选文:
..........

实操心得:我在某次压测中发现偶发超时,但Allure报告只显示“请求超时”,没法定位是网络抖动还是服务卡顿。后来在日志里加了一行logging.info(f"请求耗时: {time.time()-start_time:.3f}s"),问题立刻暴露——超时全发生在数据库连接池耗尽的瞬间。这就是结构化日志的价值:它不是记录“发生了什么”,而是记录“为什么发生”。

3. 核心细节解析与实操要点:从零到第一个用例

3.1 目录结构即规范:每个文件夹的使命必须明确

框架的目录不是随意组织的,每个层级都有明确职责,违反会导致功能失效:

W5zqPVEwtiGLsHZYpbX0-master-eea3b72723d1af5e65b4042db818870c879de17e/
├── config.yaml              # 全局配置中枢:baseUrl、headers、timeout、log_level
├── conftest.py              # pytest fixture注册中心:定义base_url_fixture等依赖链
├── allRun.py                # 一键执行入口:封装pytest.main()调用,预设--alluredir等参数
├── pytest.ini               # pytest默认配置:testpaths、addopts、python_files
├── test_api/                # 测试脚本入口目录(必须以test_开头)
│   └── test_login.py        # 具体测试文件,调用YAML用例
├── testcases/               # YAML用例存放目录(必须以.yaml结尾)
│   └── login.yaml           # 用例文件,内容见2.2节示例
├── datas/                   # DDT数据源目录(csv/yaml格式)
├── logs/                    # 日志自动归档目录(框架自动创建)
├── reports/                 # Allure原始报告目录(allRun.py自动生成)
└── utils/                   # 工具类目录(BaseApi、JsonPathExtractor等)

关键约束:
- test_api/下的Python文件必须以test_开头,否则pytest不识别;
- testcases/下的YAML文件必须放在该目录下,框架通过os.listdir("testcases/")扫描;
- config.yaml中的base_url必须带协议和端口(如https://api-dev.example.com:8080),少一个字符都会导致requests报Invalid URL
- logs/reports/目录首次运行时自动创建,但需确保当前用户有写权限(Linux下注意chmod -R 755)。

3.2 config.yaml:环境切换的唯一开关

这是整个框架的“心脏起搏器”。一个典型的config.yaml长这样:

# 全局配置
base_url: "https://api-dev.example.com"
timeout: 15
log_level: "INFO"

# 公共请求头
headers:
  User-Agent: "TestFramework/1.0"
  Accept: "application/json"

# 环境标识(用于Allure报告分类)
env: "dev"

# 数据库配置(供后续扩展用,当前未启用)
db:
  host: "localhost"
  port: 3306

重点看base_urlenv。当你需要切到测试环境时,不要改代码里的URL,只改这里。框架在Allure报告中会自动将env: "test"渲染为标签,点击即可筛选所有测试环境用例。timeout设为15秒是经验之谈:短于5秒易误判网络抖动,长于30秒拖慢整体执行。我们曾在线上环境将timeout设为60秒,结果一个DNS解析失败的接口卡住整个测试套件——15秒是平衡稳定性与效率的黄金值。

注意:headers里的Content-Type不要在这里写!它属于具体用例的headers字段(见2.2节YAML示例)。全局headers只放跨接口通用的,如User-AgentAuthorization(若所有接口用同一token)。

..........

[数据集摘录]
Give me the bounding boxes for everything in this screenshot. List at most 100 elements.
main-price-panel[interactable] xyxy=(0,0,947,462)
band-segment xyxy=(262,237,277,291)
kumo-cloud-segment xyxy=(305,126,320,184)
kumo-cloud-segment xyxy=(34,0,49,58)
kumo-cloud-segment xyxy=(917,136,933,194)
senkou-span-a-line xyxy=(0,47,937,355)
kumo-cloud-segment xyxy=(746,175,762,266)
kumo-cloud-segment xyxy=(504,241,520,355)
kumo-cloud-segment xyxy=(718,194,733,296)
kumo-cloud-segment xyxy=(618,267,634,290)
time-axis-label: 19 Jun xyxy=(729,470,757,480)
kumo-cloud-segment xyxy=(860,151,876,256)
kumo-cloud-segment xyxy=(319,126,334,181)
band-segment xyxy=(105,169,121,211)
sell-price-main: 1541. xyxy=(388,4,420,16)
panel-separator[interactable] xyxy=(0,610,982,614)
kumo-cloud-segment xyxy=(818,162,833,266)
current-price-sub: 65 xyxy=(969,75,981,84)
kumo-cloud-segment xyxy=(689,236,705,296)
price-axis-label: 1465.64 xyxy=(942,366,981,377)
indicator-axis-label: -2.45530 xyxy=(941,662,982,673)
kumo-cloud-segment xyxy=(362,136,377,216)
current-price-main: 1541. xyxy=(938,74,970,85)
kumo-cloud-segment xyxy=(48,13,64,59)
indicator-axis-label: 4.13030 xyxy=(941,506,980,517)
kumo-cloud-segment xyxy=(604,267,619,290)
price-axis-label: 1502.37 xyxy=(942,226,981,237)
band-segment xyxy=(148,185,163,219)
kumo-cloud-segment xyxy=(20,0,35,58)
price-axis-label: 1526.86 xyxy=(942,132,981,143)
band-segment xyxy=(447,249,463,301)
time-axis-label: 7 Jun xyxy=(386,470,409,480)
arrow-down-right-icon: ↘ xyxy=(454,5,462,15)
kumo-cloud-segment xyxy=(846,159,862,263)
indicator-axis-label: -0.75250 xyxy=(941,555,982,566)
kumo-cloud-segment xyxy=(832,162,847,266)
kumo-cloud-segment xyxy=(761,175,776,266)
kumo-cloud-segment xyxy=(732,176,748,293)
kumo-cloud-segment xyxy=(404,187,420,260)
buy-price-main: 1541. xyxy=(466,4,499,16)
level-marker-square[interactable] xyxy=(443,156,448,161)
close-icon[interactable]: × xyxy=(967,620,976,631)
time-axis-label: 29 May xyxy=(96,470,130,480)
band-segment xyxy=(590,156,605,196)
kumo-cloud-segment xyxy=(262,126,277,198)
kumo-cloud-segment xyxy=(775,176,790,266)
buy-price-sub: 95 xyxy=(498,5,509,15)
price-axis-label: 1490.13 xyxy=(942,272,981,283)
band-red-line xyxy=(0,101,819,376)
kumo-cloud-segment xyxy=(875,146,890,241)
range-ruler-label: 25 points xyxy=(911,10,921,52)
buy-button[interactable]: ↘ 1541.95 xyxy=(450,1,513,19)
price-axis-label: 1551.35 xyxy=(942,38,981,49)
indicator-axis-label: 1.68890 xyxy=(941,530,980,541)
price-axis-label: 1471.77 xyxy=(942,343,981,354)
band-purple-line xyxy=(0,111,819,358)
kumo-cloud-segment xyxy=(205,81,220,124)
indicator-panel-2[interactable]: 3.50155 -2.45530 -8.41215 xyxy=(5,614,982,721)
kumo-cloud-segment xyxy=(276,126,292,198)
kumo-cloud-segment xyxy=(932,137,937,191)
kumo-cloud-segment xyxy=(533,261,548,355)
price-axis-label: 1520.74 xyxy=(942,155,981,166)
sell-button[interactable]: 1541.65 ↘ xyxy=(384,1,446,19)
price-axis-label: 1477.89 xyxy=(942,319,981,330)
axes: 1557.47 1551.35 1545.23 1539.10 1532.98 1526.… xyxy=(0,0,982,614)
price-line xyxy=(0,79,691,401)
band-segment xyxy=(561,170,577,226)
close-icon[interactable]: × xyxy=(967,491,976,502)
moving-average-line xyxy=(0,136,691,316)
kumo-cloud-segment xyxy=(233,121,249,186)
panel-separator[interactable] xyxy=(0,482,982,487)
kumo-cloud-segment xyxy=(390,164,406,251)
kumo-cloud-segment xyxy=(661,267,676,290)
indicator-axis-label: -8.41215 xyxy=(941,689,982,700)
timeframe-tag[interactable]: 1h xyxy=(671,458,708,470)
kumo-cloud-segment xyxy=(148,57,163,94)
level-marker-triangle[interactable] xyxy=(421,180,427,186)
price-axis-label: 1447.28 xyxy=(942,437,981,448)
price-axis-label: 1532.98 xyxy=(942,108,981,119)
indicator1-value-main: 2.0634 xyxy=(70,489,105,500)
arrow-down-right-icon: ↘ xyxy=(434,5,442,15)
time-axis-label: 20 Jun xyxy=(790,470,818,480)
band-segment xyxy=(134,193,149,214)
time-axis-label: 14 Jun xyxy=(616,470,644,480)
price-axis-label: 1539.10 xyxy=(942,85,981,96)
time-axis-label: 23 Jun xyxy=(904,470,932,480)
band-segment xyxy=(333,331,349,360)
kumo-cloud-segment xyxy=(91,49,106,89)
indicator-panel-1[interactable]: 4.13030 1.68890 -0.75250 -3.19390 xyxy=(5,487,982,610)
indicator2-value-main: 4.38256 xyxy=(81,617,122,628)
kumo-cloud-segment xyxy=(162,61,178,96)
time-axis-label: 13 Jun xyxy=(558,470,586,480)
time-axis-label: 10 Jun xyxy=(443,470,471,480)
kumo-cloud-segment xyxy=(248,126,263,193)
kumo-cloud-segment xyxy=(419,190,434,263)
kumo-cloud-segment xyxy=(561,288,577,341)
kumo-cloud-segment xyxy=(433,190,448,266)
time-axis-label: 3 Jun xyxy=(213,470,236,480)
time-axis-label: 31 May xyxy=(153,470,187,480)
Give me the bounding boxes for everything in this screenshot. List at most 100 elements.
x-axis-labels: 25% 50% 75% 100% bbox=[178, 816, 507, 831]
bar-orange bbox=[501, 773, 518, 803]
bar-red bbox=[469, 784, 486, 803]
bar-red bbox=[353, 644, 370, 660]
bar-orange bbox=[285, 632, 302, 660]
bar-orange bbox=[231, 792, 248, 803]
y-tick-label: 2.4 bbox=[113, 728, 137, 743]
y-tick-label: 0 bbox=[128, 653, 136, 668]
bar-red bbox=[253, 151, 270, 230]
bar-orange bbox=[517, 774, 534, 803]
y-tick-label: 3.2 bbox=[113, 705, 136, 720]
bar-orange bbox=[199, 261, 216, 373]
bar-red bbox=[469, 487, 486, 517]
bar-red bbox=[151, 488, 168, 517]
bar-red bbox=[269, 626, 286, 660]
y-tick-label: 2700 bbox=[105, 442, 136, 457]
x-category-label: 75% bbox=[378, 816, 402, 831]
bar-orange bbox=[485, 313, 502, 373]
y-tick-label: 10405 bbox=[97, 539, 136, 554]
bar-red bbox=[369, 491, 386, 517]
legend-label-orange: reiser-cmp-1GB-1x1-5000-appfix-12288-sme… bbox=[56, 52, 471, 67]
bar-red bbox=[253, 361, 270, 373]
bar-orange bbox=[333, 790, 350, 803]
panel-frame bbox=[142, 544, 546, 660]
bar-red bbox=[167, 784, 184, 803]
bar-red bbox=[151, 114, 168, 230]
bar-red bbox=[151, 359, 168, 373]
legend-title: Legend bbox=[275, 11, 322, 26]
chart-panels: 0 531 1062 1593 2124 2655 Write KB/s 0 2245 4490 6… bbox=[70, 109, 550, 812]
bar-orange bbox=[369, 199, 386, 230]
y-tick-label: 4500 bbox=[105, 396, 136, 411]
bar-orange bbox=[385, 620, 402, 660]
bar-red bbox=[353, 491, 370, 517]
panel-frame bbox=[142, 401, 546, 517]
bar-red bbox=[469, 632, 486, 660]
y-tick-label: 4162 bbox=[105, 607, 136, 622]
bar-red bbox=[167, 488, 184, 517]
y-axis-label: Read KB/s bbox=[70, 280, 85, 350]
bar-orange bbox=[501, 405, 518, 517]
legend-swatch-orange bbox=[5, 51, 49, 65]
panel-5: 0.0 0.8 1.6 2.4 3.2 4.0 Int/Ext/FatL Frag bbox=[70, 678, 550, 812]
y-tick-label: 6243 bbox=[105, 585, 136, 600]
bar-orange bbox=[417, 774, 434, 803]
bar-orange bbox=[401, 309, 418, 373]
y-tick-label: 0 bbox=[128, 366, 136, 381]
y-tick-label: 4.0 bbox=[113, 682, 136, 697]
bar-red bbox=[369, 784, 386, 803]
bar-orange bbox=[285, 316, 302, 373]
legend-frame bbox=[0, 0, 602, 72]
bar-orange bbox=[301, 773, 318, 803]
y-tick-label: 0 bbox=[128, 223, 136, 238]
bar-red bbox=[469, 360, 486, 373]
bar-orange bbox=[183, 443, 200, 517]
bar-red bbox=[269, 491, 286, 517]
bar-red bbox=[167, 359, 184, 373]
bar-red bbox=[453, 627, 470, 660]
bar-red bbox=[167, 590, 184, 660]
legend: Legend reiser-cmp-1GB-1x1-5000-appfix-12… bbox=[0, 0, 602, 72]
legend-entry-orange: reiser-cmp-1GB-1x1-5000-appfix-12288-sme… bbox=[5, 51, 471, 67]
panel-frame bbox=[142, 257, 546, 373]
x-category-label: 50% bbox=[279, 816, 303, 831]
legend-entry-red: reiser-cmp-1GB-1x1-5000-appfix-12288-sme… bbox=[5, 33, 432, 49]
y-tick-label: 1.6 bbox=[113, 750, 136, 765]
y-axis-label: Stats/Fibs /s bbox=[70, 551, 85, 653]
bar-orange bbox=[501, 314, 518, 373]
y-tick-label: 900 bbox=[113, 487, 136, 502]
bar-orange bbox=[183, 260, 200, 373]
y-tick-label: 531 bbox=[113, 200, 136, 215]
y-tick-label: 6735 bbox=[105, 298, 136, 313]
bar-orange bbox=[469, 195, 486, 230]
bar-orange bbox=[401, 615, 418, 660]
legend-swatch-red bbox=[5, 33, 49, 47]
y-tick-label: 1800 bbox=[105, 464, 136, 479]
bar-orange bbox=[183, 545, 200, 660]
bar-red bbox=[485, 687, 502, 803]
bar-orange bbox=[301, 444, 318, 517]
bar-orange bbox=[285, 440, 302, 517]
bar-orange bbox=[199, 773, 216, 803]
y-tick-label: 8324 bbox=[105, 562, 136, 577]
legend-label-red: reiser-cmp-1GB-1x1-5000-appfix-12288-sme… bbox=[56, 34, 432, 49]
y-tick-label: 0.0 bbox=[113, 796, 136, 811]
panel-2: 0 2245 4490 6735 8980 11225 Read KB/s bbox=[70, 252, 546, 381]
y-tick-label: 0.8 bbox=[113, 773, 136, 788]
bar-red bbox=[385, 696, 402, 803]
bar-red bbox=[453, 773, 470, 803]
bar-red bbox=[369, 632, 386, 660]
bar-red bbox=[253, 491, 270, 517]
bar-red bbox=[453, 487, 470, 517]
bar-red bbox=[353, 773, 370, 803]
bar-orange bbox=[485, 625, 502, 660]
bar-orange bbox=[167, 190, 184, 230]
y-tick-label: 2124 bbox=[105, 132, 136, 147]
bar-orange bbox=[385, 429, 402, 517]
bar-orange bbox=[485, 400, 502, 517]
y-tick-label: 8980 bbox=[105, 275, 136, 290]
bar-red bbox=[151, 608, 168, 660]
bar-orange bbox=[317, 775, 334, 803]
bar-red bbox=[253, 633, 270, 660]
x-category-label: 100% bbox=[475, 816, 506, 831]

..........

任务说明:
请接续接口测试框架一文,从其最后一句之后往下写。 这些条目与接口测试框架一文毫无关联。

作答区:
3.3 conftest.py:fixture的“中央调度室”

这个文件是pytest的灵魂,它不写测试逻辑,只管“谁先谁后、谁依赖谁”。框架预置了四个核心fixture:

import pytest
from utils.base_api import BaseApi

# 1. 基础URL fixture(session级,整个测试会话只执行一次)
@pytest.fixture(scope="session")
def base_url_fixture(config):
    return config["base_url"]

# 2. Session fixture(session级,自动维持Cookie)
@pytest.fixture(scope="session")
def session_fixture(base_url_fixture):
    session = requests.Session()
    session.headers.update({"User-Agent": "TestFramework/1.0"})
    yield session
    session.close()  # yield后执行,确保资源释放

# 3. 登录token fixture(function级,每个测试函数独立获取)
@pytest.fixture(scope="function")
def auth_token_fixture(session_fixture, base_url_fixture):
    login_url = f"{base_url_fixture}/auth/login"
    resp = session_fixture.post(login_url, json={"username":"admin","password":"123456"})
    return resp.json()["data"]["token"]

# 4. API客户端fixture(function级,注入token和session)
@pytest.fixture(scope="function")
def api_client_fixture(session_fixture, auth_token_fixture, base_url_fixture):
    client = BaseApi(session_fixture, base_url_fixture)
    client.set_header("Authorization", f"Bearer {auth_token_fixture}")
    return client

使用时只需在测试函数参数声明:

def test_user_profile(api_client_fixture):
    resp = api_client_fixture.get("/user/profile")
    assert resp.json()["code"] == 0

框架自动完成:创建session → 调登录接口 → 提取token → 构建带token的client → 执行get请求。你甚至不用知道BaseApi类在哪,就像开车不用懂发动机原理。

实操心得:scope="session"的fixture一定要小心。我们曾把auth_token_fixture也设为session级,结果100个用例共用一个token,第50个用例因token过期失败。改成function级后,每个用例独立登录,问题消失。记住:状态易变的资源(如token、临时ID)用function级;状态稳定的资源(如base_url、session对象)用session级

3.4 YAML用例编写:从“能跑”到“好维护”的进阶技巧

初学者常犯的错误是把YAML写成“代码”,比如:

# ❌ 错误示范:硬编码所有值,无法复用
- name: "张三登录"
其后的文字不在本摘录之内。